◆ Exercise directions ◆
All of the material below is to be repeated exactly.

◆ Supplied data ◆
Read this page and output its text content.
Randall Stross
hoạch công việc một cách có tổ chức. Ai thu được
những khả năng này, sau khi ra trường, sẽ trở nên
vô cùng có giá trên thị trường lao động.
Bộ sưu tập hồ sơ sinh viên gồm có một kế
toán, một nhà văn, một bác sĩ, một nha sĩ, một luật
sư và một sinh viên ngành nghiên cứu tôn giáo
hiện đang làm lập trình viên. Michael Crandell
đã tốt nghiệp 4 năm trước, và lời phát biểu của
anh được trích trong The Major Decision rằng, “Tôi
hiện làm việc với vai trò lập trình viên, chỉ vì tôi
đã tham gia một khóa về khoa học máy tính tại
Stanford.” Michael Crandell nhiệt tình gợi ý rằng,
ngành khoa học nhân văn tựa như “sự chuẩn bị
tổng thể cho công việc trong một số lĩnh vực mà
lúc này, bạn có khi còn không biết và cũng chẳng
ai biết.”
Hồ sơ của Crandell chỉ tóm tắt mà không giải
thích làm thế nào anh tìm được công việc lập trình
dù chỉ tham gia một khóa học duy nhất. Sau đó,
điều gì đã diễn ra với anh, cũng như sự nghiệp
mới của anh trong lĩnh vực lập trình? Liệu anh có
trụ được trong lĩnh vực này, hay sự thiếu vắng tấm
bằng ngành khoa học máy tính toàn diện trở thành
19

◆ Response ◆
Read this page and output its text content.
Randall Stross
hoạch công việc một cách có tổ chức. Ai thu được
những khả năng này, sau khi ra trường, sẽ trở nên
vô cùng có giá trên thị trường lao động.
Bộ sưu tập hồ sơ sinh viên gồm có một kế
toán, một nhà văn, một bác sĩ, một nha sĩ, một luật
sư và một sinh viên ngành nghiên cứu tôn giáo
hiện đang làm lập trình viên. Michael Crandell
đã tốt nghiệp 4 năm trước, và lời phát biểu của
anh được trích trong The Major Decision rằng, “Tôi
hiện làm việc với vai trò lập trình viên, chỉ vì tôi
đã tham gia một khóa về khoa học máy tính tại
Stanford.” Michael Crandell nhiệt tình gợi ý rằng,
ngành khoa học nhân văn tựa như “sự chuẩn bị
tổng thể cho công việc trong một số lĩnh vực mà
lúc này, bạn có khi còn không biết và cũng chẳng
ai biết.”
Hồ sơ của Crandell chỉ tóm tắt mà không giải
thích làm thế nào anh tìm được công việc lập trình
dù chỉ tham gia một khóa học duy nhất. Sau đó,
điều gì đã diễn ra với anh, cũng như sự nghiệp
mới của anh trong lĩnh vực lập trình? Liệu anh có
trụ được trong lĩnh vực này, hay sự thiếu vắng tấm
bằng ngành khoa học máy tính toàn diện trở thành
19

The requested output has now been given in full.